• **WRITTEN EXERCISE**:
Count lines holding the word "vizsgálati". Only the number is wanted.

################

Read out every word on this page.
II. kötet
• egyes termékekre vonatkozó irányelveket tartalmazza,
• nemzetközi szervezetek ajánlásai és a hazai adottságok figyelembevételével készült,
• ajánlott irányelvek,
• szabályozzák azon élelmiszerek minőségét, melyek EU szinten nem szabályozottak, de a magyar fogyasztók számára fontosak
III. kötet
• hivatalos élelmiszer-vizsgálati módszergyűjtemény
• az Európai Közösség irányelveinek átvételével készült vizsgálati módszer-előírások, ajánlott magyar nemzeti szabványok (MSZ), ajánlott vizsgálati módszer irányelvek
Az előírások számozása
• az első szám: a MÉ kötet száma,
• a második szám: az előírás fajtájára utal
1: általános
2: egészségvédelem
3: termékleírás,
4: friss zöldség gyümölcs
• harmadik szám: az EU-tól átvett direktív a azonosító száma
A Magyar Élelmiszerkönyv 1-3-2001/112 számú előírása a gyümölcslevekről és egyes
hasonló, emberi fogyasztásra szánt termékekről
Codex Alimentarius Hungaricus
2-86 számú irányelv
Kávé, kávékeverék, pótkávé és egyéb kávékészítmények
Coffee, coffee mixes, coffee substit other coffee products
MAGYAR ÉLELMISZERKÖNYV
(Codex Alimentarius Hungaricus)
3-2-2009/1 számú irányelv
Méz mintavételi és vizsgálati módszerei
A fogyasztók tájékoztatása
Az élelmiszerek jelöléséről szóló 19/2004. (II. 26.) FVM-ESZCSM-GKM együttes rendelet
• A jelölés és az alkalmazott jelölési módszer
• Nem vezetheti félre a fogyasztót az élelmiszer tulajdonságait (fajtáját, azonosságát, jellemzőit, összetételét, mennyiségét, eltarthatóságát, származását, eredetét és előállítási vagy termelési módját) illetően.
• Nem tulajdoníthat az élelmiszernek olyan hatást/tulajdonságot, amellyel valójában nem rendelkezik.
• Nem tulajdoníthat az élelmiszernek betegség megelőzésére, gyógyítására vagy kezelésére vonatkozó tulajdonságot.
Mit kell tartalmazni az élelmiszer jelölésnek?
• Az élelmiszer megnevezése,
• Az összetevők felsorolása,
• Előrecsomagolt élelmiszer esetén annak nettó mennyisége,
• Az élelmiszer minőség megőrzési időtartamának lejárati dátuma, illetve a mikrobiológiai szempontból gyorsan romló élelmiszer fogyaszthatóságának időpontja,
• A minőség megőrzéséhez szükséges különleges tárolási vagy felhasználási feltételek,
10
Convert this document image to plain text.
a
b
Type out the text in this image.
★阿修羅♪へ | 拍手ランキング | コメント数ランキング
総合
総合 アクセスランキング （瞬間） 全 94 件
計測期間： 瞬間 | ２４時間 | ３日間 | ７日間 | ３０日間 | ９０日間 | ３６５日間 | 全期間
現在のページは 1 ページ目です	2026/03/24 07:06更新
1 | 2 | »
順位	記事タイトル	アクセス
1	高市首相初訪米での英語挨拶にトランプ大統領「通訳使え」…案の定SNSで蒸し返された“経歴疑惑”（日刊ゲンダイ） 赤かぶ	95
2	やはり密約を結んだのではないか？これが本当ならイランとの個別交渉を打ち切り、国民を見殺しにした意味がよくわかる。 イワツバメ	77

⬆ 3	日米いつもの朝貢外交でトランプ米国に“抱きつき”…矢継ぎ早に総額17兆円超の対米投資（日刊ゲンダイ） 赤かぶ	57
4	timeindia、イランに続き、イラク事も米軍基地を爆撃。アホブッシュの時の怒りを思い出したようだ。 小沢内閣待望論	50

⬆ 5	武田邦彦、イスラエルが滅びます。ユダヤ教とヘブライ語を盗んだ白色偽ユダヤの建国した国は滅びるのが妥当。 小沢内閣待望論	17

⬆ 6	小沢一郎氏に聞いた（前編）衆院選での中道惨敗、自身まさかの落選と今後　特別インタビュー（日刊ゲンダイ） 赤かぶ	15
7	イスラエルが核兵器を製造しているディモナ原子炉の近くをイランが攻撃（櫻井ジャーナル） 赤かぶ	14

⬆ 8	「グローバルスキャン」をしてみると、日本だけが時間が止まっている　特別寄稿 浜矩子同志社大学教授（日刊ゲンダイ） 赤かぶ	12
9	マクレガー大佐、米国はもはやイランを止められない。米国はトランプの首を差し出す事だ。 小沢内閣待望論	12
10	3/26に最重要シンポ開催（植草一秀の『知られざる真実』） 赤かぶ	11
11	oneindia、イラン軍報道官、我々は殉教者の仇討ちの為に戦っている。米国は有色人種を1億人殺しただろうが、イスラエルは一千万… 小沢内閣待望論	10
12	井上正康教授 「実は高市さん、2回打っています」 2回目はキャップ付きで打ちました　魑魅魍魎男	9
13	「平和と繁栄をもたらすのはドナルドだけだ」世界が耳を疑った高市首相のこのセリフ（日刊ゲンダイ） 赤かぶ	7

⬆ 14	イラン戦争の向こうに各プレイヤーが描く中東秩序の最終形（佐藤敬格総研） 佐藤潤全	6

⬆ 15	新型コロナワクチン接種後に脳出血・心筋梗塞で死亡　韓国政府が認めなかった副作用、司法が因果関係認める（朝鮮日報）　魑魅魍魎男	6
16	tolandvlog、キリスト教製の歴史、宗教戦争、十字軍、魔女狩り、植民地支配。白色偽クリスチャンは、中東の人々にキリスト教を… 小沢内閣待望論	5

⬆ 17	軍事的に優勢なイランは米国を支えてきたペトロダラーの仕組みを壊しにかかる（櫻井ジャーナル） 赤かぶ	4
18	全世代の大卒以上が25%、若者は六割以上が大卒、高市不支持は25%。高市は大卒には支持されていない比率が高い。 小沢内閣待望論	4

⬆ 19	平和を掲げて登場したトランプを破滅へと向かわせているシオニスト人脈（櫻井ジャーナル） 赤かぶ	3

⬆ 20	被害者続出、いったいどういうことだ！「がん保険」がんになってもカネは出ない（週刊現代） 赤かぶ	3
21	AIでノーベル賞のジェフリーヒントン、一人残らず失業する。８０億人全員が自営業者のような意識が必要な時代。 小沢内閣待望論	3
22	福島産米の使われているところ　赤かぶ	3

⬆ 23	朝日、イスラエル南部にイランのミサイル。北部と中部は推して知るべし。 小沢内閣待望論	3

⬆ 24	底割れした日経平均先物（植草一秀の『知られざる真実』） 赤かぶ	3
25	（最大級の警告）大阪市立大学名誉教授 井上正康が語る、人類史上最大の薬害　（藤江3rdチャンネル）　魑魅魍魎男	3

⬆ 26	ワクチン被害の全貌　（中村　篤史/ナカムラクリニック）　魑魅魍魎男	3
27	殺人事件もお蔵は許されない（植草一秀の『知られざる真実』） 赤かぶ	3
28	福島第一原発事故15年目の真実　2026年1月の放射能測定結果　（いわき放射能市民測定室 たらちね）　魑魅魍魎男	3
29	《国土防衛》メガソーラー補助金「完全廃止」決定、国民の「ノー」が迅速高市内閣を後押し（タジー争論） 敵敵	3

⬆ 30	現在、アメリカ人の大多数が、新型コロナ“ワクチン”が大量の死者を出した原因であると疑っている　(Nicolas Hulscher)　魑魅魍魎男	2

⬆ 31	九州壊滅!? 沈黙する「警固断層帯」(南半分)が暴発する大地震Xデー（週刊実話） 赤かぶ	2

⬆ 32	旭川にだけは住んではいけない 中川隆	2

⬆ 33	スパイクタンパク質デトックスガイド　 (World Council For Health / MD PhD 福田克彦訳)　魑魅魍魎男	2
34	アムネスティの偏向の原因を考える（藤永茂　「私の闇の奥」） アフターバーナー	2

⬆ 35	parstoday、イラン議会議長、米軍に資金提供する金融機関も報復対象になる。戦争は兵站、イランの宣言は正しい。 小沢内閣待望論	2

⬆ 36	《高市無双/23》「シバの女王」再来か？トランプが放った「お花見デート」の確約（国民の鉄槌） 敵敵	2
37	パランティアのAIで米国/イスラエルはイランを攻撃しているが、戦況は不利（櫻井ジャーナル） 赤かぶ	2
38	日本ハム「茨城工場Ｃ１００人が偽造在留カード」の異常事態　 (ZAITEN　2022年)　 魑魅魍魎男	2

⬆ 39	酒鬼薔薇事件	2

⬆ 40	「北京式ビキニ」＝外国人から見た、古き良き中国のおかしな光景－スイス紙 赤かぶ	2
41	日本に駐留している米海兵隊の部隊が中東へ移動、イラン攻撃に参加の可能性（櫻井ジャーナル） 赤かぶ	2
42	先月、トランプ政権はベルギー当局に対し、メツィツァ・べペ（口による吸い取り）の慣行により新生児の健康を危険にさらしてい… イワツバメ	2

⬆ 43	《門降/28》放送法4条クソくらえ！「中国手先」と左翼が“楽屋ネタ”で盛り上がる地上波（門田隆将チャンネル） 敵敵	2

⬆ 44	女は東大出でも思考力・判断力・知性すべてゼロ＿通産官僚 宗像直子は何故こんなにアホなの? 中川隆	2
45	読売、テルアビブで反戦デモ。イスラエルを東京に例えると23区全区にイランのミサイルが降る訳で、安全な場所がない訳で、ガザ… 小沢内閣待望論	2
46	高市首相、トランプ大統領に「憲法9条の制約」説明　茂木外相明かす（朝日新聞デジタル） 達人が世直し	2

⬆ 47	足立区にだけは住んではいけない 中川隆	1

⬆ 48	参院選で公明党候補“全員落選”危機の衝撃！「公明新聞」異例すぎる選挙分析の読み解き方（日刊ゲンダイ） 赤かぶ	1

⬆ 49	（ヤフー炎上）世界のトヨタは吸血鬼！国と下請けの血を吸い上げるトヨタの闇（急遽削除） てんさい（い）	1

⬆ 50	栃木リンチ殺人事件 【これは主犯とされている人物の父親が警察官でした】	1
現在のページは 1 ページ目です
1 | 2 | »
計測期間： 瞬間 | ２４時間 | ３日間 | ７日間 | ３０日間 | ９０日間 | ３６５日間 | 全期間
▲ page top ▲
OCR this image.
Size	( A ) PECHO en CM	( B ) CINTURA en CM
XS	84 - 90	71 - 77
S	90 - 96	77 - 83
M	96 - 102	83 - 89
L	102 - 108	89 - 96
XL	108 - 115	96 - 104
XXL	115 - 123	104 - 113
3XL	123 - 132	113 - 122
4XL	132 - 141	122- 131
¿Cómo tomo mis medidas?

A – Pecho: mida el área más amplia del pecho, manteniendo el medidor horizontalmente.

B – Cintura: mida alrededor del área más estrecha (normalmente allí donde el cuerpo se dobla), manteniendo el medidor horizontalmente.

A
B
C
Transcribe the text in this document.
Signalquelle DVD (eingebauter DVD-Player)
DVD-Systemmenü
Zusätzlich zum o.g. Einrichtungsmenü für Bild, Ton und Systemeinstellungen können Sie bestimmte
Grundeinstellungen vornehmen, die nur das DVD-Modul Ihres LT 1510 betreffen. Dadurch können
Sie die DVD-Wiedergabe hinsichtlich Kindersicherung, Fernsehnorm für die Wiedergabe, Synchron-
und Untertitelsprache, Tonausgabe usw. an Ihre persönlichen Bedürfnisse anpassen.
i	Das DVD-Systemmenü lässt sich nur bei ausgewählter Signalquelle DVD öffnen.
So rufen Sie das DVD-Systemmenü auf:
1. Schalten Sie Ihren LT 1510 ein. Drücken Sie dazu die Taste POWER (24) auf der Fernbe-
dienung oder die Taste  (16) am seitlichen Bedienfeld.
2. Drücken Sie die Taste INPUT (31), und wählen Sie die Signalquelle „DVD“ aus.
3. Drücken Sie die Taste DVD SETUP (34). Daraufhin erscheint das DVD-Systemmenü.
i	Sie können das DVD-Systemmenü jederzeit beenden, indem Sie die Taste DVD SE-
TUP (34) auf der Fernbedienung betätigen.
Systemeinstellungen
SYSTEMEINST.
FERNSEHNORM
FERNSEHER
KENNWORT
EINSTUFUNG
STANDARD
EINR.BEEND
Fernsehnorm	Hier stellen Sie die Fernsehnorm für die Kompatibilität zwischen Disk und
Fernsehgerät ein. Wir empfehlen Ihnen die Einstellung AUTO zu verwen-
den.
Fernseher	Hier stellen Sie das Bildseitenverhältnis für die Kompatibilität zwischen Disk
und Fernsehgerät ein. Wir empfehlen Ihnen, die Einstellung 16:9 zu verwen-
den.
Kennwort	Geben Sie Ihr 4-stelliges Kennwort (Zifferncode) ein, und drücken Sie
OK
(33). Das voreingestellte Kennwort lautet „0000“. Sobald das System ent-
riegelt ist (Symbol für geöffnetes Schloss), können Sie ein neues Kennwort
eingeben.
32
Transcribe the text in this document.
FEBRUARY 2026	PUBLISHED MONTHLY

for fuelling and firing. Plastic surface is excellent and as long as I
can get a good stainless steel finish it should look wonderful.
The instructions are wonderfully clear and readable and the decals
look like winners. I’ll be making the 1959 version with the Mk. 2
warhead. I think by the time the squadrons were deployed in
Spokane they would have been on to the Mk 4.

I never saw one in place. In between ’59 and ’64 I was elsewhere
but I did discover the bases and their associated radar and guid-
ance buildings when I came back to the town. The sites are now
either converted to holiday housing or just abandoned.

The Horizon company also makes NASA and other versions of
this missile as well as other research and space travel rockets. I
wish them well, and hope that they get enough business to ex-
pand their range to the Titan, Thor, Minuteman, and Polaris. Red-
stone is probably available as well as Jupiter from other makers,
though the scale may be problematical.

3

################

• **WRITTEN RESPONSE**:
3